----- Document excerpt

Oh dear. Oh dear oh dear oh dear. No. You won't. Yes, you could pick a pre-designed template, but if you have an existing website, chances are, it has an extensive navigation, and maybe some ecommerce or other special things. It would be a programming nightmare to make the switch because you assumed the flick of a WordPress switch would get you a new visual design. (ps: If your website started out as a blog on WordPress, and you wanted to switch templates, you literally could click-and-switch visual designs...but this was not the case).
No matter who you are, be very careful before you abandon a system that is working, but might bug you a little, and carefully evaluate every inch of what you will jump into. Don't be romantic about it, or think in theory. You may be in a great situation right now and not even realize it.

----------
----- Data records

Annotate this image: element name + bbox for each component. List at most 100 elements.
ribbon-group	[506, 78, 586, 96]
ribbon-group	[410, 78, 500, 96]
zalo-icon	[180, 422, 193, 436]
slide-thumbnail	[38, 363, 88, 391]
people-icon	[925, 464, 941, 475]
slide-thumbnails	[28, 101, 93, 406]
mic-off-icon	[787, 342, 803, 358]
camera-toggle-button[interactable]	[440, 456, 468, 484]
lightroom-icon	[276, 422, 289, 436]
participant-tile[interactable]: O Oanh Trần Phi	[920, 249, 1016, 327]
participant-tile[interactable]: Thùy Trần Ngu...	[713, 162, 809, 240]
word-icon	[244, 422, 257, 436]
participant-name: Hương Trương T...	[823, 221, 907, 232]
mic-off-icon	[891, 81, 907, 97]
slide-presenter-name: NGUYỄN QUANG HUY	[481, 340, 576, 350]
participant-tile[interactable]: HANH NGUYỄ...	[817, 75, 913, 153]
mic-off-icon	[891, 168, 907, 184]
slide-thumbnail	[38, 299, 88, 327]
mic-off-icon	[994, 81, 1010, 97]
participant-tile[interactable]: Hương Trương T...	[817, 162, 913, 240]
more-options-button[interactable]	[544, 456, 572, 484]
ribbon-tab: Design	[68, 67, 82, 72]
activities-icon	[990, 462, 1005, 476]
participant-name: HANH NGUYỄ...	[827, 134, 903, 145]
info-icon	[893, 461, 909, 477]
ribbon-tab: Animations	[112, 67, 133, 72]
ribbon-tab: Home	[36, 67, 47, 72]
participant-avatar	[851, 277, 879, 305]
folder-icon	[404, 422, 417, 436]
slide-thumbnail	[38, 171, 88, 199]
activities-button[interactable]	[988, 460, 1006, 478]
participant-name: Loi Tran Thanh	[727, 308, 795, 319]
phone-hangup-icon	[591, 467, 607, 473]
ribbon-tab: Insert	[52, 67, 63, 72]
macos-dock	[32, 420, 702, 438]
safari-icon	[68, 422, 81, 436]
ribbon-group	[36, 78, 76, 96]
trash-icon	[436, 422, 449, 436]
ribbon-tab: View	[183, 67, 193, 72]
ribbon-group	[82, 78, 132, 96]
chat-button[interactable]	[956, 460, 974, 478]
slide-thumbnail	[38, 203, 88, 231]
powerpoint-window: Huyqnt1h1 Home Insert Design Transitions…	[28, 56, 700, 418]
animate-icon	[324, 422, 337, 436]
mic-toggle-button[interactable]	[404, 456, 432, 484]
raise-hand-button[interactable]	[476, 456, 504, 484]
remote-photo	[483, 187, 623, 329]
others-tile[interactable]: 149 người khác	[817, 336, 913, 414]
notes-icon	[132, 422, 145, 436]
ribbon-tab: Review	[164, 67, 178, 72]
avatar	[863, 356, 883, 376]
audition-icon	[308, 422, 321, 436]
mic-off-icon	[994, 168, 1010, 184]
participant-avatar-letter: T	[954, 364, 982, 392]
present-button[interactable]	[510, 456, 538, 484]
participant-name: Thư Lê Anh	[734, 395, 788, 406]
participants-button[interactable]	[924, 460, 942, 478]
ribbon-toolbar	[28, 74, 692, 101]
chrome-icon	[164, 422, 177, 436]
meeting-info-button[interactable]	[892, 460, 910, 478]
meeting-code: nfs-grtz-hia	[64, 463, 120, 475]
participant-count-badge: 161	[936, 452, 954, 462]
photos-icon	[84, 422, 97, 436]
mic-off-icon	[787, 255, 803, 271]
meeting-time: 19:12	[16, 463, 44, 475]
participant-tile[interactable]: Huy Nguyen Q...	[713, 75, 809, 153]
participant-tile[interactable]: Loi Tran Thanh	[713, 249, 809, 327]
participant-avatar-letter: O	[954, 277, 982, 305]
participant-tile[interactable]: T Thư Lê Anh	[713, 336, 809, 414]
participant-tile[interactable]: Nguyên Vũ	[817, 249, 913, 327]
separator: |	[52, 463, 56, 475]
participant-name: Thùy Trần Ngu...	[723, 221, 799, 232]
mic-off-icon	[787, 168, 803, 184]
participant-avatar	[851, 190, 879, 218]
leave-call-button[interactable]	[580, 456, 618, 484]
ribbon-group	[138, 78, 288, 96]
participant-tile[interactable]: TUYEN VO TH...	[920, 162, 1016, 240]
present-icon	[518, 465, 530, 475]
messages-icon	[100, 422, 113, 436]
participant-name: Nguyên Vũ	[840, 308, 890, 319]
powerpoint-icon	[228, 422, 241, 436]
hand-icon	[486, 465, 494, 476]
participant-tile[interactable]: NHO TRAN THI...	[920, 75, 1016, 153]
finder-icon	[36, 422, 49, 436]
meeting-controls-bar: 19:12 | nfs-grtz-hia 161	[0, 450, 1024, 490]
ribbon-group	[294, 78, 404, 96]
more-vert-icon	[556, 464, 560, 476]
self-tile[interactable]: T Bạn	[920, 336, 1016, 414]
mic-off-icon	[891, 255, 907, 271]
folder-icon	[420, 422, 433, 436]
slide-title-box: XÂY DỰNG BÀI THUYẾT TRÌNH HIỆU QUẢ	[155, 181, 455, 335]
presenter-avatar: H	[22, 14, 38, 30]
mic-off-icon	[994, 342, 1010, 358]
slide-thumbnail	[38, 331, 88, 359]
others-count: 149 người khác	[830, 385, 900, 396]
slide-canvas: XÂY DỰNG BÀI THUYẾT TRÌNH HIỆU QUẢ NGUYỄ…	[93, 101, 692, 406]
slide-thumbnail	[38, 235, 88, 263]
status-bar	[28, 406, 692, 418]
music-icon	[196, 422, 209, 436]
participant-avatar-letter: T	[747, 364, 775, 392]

----------

▶ What you will do:
1) According to the WordPress excerpt, in what situation could you click-and-switch visual designs?
2) Please quote the WordPress excerpt, copying everything from "Oh dear. Oh" down to "not the case).".
3) What features does the WordPress excerpt say an existing website is likely to have? List them all.
The listing has no connection to the WordPress excerpt.

▶ Expected responses:
1) If your website started out as a blog on WordPress.

2)
Oh dear. Oh dear oh dear oh dear. No. You won't. Yes, you could pick a pre-designed template, but if you have an existing website, chances are, it has an extensive navigation, and maybe some ecommerce or other special things. It would be a programming nightmare to make the switch because you assumed the flick of a WordPress switch would get you a new visual design. (ps: If your website started out as a blog on WordPress, and you wanted to switch templates, you literally could click-and-switch visual designs...but this was not the case).

3)
- An extensive navigation
- Maybe some ecommerce
- Other special things